»»

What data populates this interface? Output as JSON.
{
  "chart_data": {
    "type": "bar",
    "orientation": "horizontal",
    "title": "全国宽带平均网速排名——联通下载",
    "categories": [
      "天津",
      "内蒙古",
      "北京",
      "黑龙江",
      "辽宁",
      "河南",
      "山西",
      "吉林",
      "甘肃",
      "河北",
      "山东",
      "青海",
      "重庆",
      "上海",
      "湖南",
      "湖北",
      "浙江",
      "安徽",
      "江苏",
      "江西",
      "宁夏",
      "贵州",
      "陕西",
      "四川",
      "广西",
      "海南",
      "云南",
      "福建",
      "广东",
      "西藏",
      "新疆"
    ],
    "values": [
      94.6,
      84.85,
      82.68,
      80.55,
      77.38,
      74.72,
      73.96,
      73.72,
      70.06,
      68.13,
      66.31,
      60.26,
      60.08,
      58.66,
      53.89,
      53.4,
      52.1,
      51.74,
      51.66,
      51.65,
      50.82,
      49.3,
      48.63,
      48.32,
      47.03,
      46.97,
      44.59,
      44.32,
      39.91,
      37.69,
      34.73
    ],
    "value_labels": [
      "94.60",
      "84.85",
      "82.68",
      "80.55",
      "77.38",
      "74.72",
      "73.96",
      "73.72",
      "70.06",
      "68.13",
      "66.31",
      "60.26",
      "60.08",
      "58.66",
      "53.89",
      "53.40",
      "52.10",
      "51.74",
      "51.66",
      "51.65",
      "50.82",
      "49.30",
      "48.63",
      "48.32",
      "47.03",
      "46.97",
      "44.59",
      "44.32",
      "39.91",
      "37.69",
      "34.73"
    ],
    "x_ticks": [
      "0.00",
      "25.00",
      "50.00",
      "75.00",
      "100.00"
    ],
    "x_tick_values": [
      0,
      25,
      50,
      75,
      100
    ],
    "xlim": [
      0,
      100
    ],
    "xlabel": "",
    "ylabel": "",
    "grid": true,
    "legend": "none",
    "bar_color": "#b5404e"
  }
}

««

WORK TO COMPLETE> Write the complete data out, exactly as above.

THE ANSWER>
What data populates this interface? Output as JSON.
{
  "chart_data": {
    "type": "bar",
    "orientation": "horizontal",
    "title": "全国宽带平均网速排名——联通下载",
    "categories": [
      "天津",
      "内蒙古",
      "北京",
      "黑龙江",
      "辽宁",
      "河南",
      "山西",
      "吉林",
      "甘肃",
      "河北",
      "山东",
      "青海",
      "重庆",
      "上海",
      "湖南",
      "湖北",
      "浙江",
      "安徽",
      "江苏",
      "江西",
      "宁夏",
      "贵州",
      "陕西",
      "四川",
      "广西",
      "海南",
      "云南",
      "福建",
      "广东",
      "西藏",
      "新疆"
    ],
    "values": [
      94.6,
      84.85,
      82.68,
      80.55,
      77.38,
      74.72,
      73.96,
      73.72,
      70.06,
      68.13,
      66.31,
      60.26,
      60.08,
      58.66,
      53.89,
      53.4,
      52.1,
      51.74,
      51.66,
      51.65,
      50.82,
      49.3,
      48.63,
      48.32,
      47.03,
      46.97,
      44.59,
      44.32,
      39.91,
      37.69,
      34.73
    ],
    "value_labels": [
      "94.60",
      "84.85",
      "82.68",
      "80.55",
      "77.38",
      "74.72",
      "73.96",
      "73.72",
      "70.06",
      "68.13",
      "66.31",
      "60.26",
      "60.08",
      "58.66",
      "53.89",
      "53.40",
      "52.10",
      "51.74",
      "51.66",
      "51.65",
      "50.82",
      "49.30",
      "48.63",
      "48.32",
      "47.03",
      "46.97",
      "44.59",
      "44.32",
      "39.91",
      "37.69",
      "34.73"
    ],
    "x_ticks": [
      "0.00",
      "25.00",
      "50.00",
      "75.00",
      "100.00"
    ],
    "x_tick_values": [
      0,
      25,
      50,
      75,
      100
    ],
    "xlim": [
      0,
      100
    ],
    "xlabel": "",
    "ylabel": "",
    "grid": true,
    "legend": "none",
    "bar_color": "#b5404e"
  }
}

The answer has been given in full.